Exercise description –
Set down the records once more, please, exactly and with the pictures left out.

Recorded data –
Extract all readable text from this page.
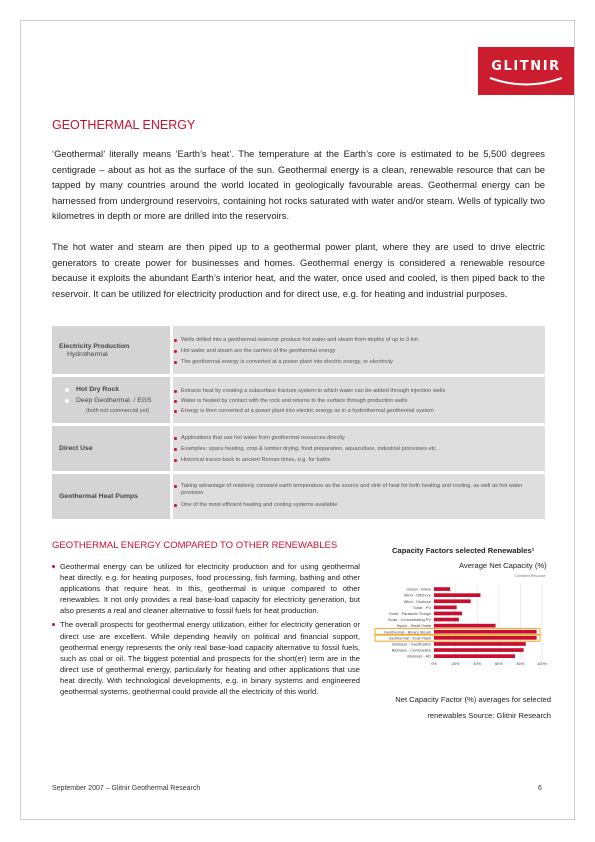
GLITNIR
GEOTHERMAL ENERGY

‘Geothermal’ literally means ‘Earth’s heat’. The temperature at the Earth’s core is estimated to be 5,500 degrees centigrade – about as hot as the surface of the sun. Geothermal energy is a clean, renewable resource that can be tapped by many countries around the world located in geologically favourable areas. Geothermal energy can be harnessed from underground reservoirs, containing hot rocks saturated with water and/or steam. Wells of typically two kilometres in depth or more are drilled into the reservoirs.

The hot water and steam are then piped up to a geothermal power plant, where they are used to drive electric generators to create power for businesses and homes. Geothermal energy is considered a renewable resource because it exploits the abundant Earth’s interior heat, and the water, once used and cooled, is then piped back to the reservoir. It can be utilized for electricity production and for direct use, e.g. for heating and industrial purposes.

Electricity Production
Hydrothermal
Wells drilled into a geothermal reservoir produce hot water and steam from depths of up to 3 km
Hot water and steam are the carriers of the geothermal energy
The geothermal energy is converted at a power plant into electric energy, or electricity
Hot Dry Rock
Deep Geothermal. / EGS
(both not commercial yet)
Extracts heat by creating a subsurface fracture system to which water can be added through injection wells
Water is heated by contact with the rock and returns to the surface through production wells
Energy is then converted at a power plant into electric energy as in a hydrothermal geothermal system
Direct Use
Applications that use hot water from geothermal resources directly
Examples: space heating, crop & lumber drying, food preparation, aquaculture, industrial processes etc.
Historical traces back to ancient Roman times, e.g. for baths
Geothermal Heat Pumps
Taking advantage of relatively constant earth temperature as the source and sink of heat for both heating and cooling, as well as hot water provision
One of the most efficient heating and cooling systems available
GEOTHERMAL ENERGY COMPARED TO OTHER RENEWABLES
Geothermal energy can be utilized for electricity production and for using geothermal heat directly, e.g. for heating purposes, food processing, fish farming, bathing and other applications that require heat. In this, geothermal is unique compared to other renewables. It not only provides a real base-load capacity for electricity generation, but also presents a real and cleaner alternative to fossil fuels for heat production.
The overall prospects for geothermal energy utilization, either for electricity generation or direct use are excellent. While depending heavily on political and financial support, geothermal energy represents the only real base-load capacity alternative to fossil fuels, such as coal or oil. The biggest potential and prospects for the short(er) term are in the direct use of geothermal energy, particularly for heating and other applications that use heat directly. With technological developments, e.g. in binary systems and engineered geothermal systems, geothermal could provide all the electricity of this world.
Capacity Factors selected Renewables¹
Average Net Capacity (%)
Ocean - Wave
Wind - Offshore
Wind - Onshore
Solar - PV
Solar - Parabolic Trough
Solar - Concentrating PV
Hydro - Small Scale
Geothermal - Binary Steam
Geothermal - Dual Flash
Biomass - Gasification
Biomass - Combustion
Biomass - AD
0%	20%	40%	60%	80%	100%
Combined Resource
Net Capacity Factor (%) averages for selected renewables Source: Glitnir Research
September 2007 – Glitnir Geothermal Research	6
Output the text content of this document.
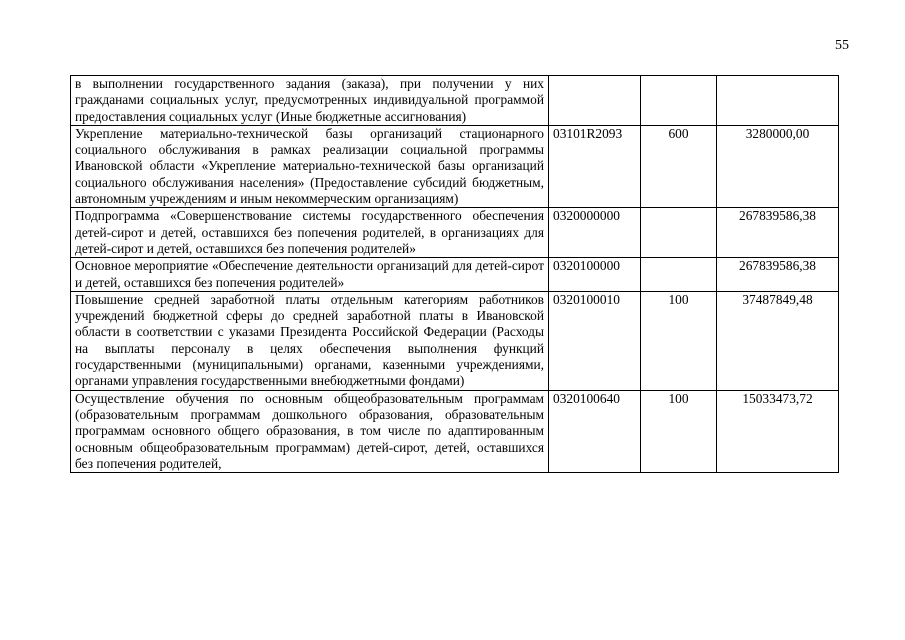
55
в выполнении государственного задания (заказа), при получении у них гражданами социальных услуг, предусмотренных индивидуальной программой предоставления социальных услуг (Иные бюджетные ассигнования)			
Укрепление материально-технической базы организаций стационарного социального обслуживания в рамках реализации социальной программы Ивановской области «Укрепление материально-технической базы организаций социального обслуживания населения» (Предоставление субсидий бюджетным, автономным учреждениям и иным некоммерческим организациям)	03101R2093	600	3280000,00
Подпрограмма «Совершенствование системы государственного обеспечения детей-сирот и детей, оставшихся без попечения родителей, в организациях для детей-сирот и детей, оставшихся без попечения родителей»	0320000000		267839586,38
Основное мероприятие «Обеспечение деятельности организаций для детей-сирот и детей, оставшихся без попечения родителей»	0320100000		267839586,38
Повышение средней заработной платы отдельным категориям работников учреждений бюджетной сферы до средней заработной платы в Ивановской области в соответствии с указами Президента Российской Федерации (Расходы на выплаты персоналу в целях обеспечения выполнения функций государственными (муниципальными) органами, казенными учреждениями, органами управления государственными внебюджетными фондами)	0320100010	100	37487849,48
Осуществление обучения по основным общеобразовательным программам (образовательным программам дошкольного образования, образовательным программам основного общего образования, в том числе по адаптированным основным общеобразовательным программам) детей-сирот, детей, оставшихся без попечения родителей,	0320100640	100	15033473,72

Answer in full –
Extract all readable text from this page.
GLITNIR
GEOTHERMAL ENERGY

‘Geothermal’ literally means ‘Earth’s heat’. The temperature at the Earth’s core is estimated to be 5,500 degrees centigrade – about as hot as the surface of the sun. Geothermal energy is a clean, renewable resource that can be tapped by many countries around the world located in geologically favourable areas. Geothermal energy can be harnessed from underground reservoirs, containing hot rocks saturated with water and/or steam. Wells of typically two kilometres in depth or more are drilled into the reservoirs.

The hot water and steam are then piped up to a geothermal power plant, where they are used to drive electric generators to create power for businesses and homes. Geothermal energy is considered a renewable resource because it exploits the abundant Earth’s interior heat, and the water, once used and cooled, is then piped back to the reservoir. It can be utilized for electricity production and for direct use, e.g. for heating and industrial purposes.

Electricity Production
Hydrothermal
Wells drilled into a geothermal reservoir produce hot water and steam from depths of up to 3 km
Hot water and steam are the carriers of the geothermal energy
The geothermal energy is converted at a power plant into electric energy, or electricity
Hot Dry Rock
Deep Geothermal. / EGS
(both not commercial yet)
Extracts heat by creating a subsurface fracture system to which water can be added through injection wells
Water is heated by contact with the rock and returns to the surface through production wells
Energy is then converted at a power plant into electric energy as in a hydrothermal geothermal system
Direct Use
Applications that use hot water from geothermal resources directly
Examples: space heating, crop & lumber drying, food preparation, aquaculture, industrial processes etc.
Historical traces back to ancient Roman times, e.g. for baths
Geothermal Heat Pumps
Taking advantage of relatively constant earth temperature as the source and sink of heat for both heating and cooling, as well as hot water provision
One of the most efficient heating and cooling systems available
GEOTHERMAL ENERGY COMPARED TO OTHER RENEWABLES
Geothermal energy can be utilized for electricity production and for using geothermal heat directly, e.g. for heating purposes, food processing, fish farming, bathing and other applications that require heat. In this, geothermal is unique compared to other renewables. It not only provides a real base-load capacity for electricity generation, but also presents a real and cleaner alternative to fossil fuels for heat production.
The overall prospects for geothermal energy utilization, either for electricity generation or direct use are excellent. While depending heavily on political and financial support, geothermal energy represents the only real base-load capacity alternative to fossil fuels, such as coal or oil. The biggest potential and prospects for the short(er) term are in the direct use of geothermal energy, particularly for heating and other applications that use heat directly. With technological developments, e.g. in binary systems and engineered geothermal systems, geothermal could provide all the electricity of this world.
Capacity Factors selected Renewables¹
Average Net Capacity (%)
Ocean - Wave
Wind - Offshore
Wind - Onshore
Solar - PV
Solar - Parabolic Trough
Solar - Concentrating PV
Hydro - Small Scale
Geothermal - Binary Steam
Geothermal - Dual Flash
Biomass - Gasification
Biomass - Combustion
Biomass - AD
0%	20%	40%	60%	80%	100%
Combined Resource
Net Capacity Factor (%) averages for selected renewables Source: Glitnir Research
September 2007 – Glitnir Geothermal Research	6
Output the text content of this document.
55
в выполнении государственного задания (заказа), при получении у них гражданами социальных услуг, предусмотренных индивидуальной программой предоставления социальных услуг (Иные бюджетные ассигнования)			
Укрепление материально-технической базы организаций стационарного социального обслуживания в рамках реализации социальной программы Ивановской области «Укрепление материально-технической базы организаций социального обслуживания населения» (Предоставление субсидий бюджетным, автономным учреждениям и иным некоммерческим организациям)	03101R2093	600	3280000,00
Подпрограмма «Совершенствование системы государственного обеспечения детей-сирот и детей, оставшихся без попечения родителей, в организациях для детей-сирот и детей, оставшихся без попечения родителей»	0320000000		267839586,38
Основное мероприятие «Обеспечение деятельности организаций для детей-сирот и детей, оставшихся без попечения родителей»	0320100000		267839586,38
Повышение средней заработной платы отдельным категориям работников учреждений бюджетной сферы до средней заработной платы в Ивановской области в соответствии с указами Президента Российской Федерации (Расходы на выплаты персоналу в целях обеспечения выполнения функций государственными (муниципальными) органами, казенными учреждениями, органами управления государственными внебюджетными фондами)	0320100010	100	37487849,48
Осуществление обучения по основным общеобразовательным программам (образовательным программам дошкольного образования, образовательным программам основного общего образования, в том числе по адаптированным основным общеобразовательным программам) детей-сирот, детей, оставшихся без попечения родителей,	0320100640	100	15033473,72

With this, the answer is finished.